-- Begin Rows --

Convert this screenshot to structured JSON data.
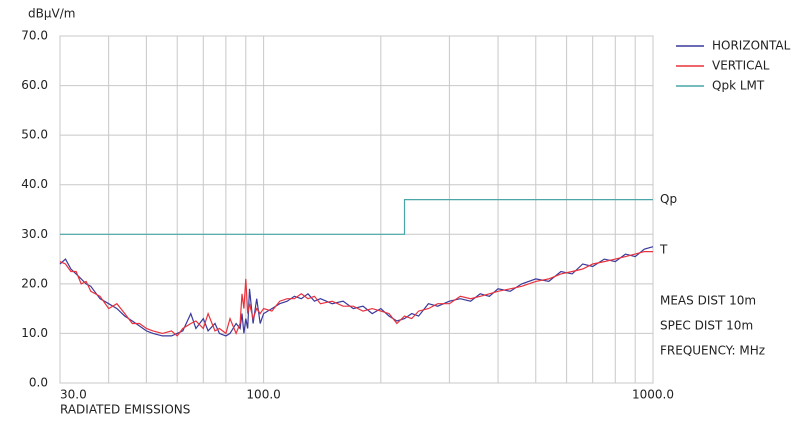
{
  "chart_data": {
    "type": "line",
    "y_label": "dBμV/m",
    "x_label": "RADIATED EMISSIONS",
    "xscale": "log",
    "grid": true,
    "xlim": [
      30,
      1000
    ],
    "ylim": [
      0,
      70
    ],
    "xticks": [
      {
        "value": 30,
        "label": "30.0"
      },
      {
        "value": 100,
        "label": "100.0"
      },
      {
        "value": 1000,
        "label": "1000.0"
      }
    ],
    "x_minor_ticks": [
      40,
      50,
      60,
      70,
      80,
      90,
      200,
      300,
      400,
      500,
      600,
      700,
      800,
      900
    ],
    "yticks": [
      {
        "value": 0,
        "label": "0.0"
      },
      {
        "value": 10,
        "label": "10.0"
      },
      {
        "value": 20,
        "label": "20.0"
      },
      {
        "value": 30,
        "label": "30.0"
      },
      {
        "value": 40,
        "label": "40.0"
      },
      {
        "value": 50,
        "label": "50.0"
      },
      {
        "value": 60,
        "label": "60.0"
      },
      {
        "value": 70,
        "label": "70.0"
      }
    ],
    "x": [
      30,
      31,
      32,
      33,
      34,
      35,
      36,
      38,
      40,
      42,
      44,
      46,
      48,
      50,
      52,
      55,
      58,
      60,
      62,
      65,
      67,
      70,
      72,
      75,
      77,
      80,
      82,
      85,
      87,
      88,
      89,
      90,
      91,
      92,
      94,
      96,
      98,
      100,
      105,
      110,
      115,
      120,
      125,
      130,
      135,
      140,
      150,
      160,
      170,
      180,
      190,
      200,
      210,
      220,
      230,
      240,
      250,
      265,
      280,
      300,
      320,
      340,
      360,
      380,
      400,
      430,
      460,
      500,
      540,
      580,
      620,
      660,
      700,
      750,
      800,
      850,
      900,
      950,
      1000
    ],
    "series": [
      {
        "name": "HORIZONTAL",
        "color": "#3a3a9c",
        "values": [
          24,
          25,
          23,
          22,
          21,
          20,
          19.5,
          17,
          16,
          15,
          13.5,
          12.5,
          11.5,
          10.5,
          10,
          9.5,
          9.5,
          10,
          10.5,
          14,
          11,
          13,
          10.5,
          12,
          10,
          9.5,
          10,
          12,
          11,
          14,
          10,
          13,
          11,
          19,
          12,
          17,
          12,
          14,
          15,
          16,
          16.5,
          17.5,
          17,
          18,
          16.5,
          17,
          16,
          16.5,
          15,
          15.5,
          14,
          15,
          13.5,
          12.5,
          13,
          14,
          13.5,
          16,
          15.5,
          16.5,
          17,
          16.5,
          18,
          17.5,
          19,
          18.5,
          20,
          21,
          20.5,
          22.5,
          22,
          24,
          23.5,
          25,
          24.5,
          26,
          25.5,
          27,
          27.5
        ]
      },
      {
        "name": "VERTICAL",
        "color": "#e8323c",
        "values": [
          24.5,
          24,
          22.5,
          22.5,
          20,
          20.5,
          18.5,
          17.5,
          15,
          16,
          14,
          12,
          12,
          11,
          10.5,
          10,
          10.5,
          9.5,
          11,
          12,
          12.5,
          11,
          14,
          10.5,
          11,
          10,
          13,
          10,
          12,
          18,
          15,
          21,
          14,
          16,
          13,
          15,
          14,
          15,
          14.5,
          16.5,
          17,
          17,
          18,
          17,
          17.5,
          16,
          16.5,
          15.5,
          15.5,
          14.5,
          15,
          14.5,
          14,
          12,
          13.5,
          13,
          14.5,
          15,
          16,
          16,
          17.5,
          17,
          17.5,
          18,
          18.5,
          19,
          19.5,
          20.5,
          21,
          22,
          22.5,
          23,
          24,
          24.5,
          25,
          25.5,
          26,
          26.5,
          26.5
        ]
      },
      {
        "name": "Qpk LMT",
        "color": "#4aa6a6",
        "x": [
          30,
          230,
          230,
          1000
        ],
        "values": [
          30,
          30,
          37,
          37
        ]
      }
    ],
    "annotations": [
      "Qp",
      "T",
      "MEAS DIST 10m",
      "SPEC DIST 10m",
      "FREQUENCY: MHz"
    ]
  }
}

-- End Rows --

> Objective
Search the entries for the word "color", then gather every line that has it.

> Expected answer
        "color": "#3a3a9c",
        "color": "#e8323c",
        "color": "#4aa6a6",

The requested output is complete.